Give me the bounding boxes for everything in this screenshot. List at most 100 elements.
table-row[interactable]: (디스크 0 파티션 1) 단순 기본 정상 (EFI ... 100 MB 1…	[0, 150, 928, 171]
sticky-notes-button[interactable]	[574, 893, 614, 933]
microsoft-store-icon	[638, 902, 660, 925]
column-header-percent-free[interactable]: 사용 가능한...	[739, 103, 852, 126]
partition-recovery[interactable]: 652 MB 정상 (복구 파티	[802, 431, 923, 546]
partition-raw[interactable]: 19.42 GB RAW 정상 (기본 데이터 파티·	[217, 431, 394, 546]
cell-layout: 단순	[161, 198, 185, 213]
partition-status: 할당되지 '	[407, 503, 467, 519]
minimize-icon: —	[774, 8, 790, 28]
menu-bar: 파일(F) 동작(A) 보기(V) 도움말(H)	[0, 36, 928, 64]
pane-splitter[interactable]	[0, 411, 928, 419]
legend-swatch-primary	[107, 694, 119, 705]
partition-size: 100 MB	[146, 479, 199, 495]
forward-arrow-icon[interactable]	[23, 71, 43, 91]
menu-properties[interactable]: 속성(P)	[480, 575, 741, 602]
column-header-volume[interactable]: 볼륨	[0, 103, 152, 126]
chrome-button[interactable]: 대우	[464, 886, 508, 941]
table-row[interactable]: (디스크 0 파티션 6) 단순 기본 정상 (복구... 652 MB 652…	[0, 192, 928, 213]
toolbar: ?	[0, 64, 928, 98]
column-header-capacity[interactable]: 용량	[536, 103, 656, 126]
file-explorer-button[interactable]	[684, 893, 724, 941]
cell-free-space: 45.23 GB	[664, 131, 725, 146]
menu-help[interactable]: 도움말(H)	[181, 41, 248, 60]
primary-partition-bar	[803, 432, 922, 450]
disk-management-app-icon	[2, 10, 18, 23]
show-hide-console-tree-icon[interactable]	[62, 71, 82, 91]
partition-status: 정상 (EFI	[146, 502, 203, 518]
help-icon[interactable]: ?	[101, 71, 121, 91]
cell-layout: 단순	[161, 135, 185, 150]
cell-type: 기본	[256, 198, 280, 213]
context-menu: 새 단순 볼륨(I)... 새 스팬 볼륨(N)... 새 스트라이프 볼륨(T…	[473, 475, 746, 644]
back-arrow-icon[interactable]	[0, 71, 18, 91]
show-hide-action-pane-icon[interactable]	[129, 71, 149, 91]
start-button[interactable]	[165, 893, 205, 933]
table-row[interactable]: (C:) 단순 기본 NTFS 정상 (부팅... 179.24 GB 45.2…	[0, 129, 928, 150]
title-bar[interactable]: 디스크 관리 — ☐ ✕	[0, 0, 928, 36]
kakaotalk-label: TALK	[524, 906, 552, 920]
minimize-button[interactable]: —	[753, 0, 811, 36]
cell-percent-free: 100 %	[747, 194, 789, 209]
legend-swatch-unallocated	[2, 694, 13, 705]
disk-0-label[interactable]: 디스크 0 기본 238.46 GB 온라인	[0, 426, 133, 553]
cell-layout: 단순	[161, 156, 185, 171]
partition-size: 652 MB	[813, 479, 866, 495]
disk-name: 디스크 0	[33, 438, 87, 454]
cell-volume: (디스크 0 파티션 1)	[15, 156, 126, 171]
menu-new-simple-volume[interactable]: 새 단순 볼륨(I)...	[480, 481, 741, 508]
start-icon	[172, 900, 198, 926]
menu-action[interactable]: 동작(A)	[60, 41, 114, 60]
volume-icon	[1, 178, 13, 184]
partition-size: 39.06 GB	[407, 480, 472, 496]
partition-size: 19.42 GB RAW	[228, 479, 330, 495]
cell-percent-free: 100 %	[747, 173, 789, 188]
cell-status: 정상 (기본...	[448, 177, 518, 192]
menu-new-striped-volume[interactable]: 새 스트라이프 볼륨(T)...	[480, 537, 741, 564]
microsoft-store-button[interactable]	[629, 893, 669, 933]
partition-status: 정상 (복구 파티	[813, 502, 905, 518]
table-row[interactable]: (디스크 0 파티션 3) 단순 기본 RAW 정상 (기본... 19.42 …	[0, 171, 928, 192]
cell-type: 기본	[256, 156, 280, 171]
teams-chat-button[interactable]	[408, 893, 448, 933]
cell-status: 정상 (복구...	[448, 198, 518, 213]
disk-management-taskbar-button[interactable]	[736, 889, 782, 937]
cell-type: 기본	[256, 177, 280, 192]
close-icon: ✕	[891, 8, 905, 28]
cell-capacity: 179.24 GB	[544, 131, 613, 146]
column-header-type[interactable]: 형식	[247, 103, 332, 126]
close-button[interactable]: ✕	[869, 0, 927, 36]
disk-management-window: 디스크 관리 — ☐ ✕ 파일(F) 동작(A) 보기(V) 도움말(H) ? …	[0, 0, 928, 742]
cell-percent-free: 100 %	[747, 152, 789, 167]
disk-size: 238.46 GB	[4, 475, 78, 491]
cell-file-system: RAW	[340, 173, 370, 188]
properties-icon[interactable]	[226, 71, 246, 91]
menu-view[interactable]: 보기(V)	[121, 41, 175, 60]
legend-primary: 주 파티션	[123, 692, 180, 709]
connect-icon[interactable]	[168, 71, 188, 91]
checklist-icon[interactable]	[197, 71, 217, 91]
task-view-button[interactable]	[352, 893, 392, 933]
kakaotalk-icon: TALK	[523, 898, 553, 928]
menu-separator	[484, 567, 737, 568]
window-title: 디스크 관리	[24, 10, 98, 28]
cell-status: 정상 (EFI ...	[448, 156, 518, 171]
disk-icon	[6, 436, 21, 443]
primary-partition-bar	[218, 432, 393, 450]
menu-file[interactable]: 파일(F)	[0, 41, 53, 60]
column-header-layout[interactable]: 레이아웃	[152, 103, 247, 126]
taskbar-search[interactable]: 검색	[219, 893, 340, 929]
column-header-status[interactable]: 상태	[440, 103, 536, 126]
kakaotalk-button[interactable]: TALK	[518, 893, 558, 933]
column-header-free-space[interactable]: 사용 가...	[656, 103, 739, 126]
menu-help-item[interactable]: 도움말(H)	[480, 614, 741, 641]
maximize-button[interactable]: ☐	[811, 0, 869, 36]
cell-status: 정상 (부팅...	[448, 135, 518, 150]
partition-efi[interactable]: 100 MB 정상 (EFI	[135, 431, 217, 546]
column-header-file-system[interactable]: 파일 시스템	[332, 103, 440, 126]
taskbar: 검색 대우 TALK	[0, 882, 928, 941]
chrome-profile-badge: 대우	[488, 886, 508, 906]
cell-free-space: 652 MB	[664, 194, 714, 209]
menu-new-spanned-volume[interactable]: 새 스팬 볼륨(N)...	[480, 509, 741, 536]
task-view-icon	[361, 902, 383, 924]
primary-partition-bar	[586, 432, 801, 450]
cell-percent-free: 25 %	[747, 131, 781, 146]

* * * * *

▸ Exercise details: From the items above, pull out every line that contains the string "layout".

▸ Response to this exercise:
cell-layout: 단순	[161, 198, 185, 213]
cell-layout: 단순	[161, 135, 185, 150]
cell-layout: 단순	[161, 156, 185, 171]
column-header-layout[interactable]: 레이아웃	[152, 103, 247, 126]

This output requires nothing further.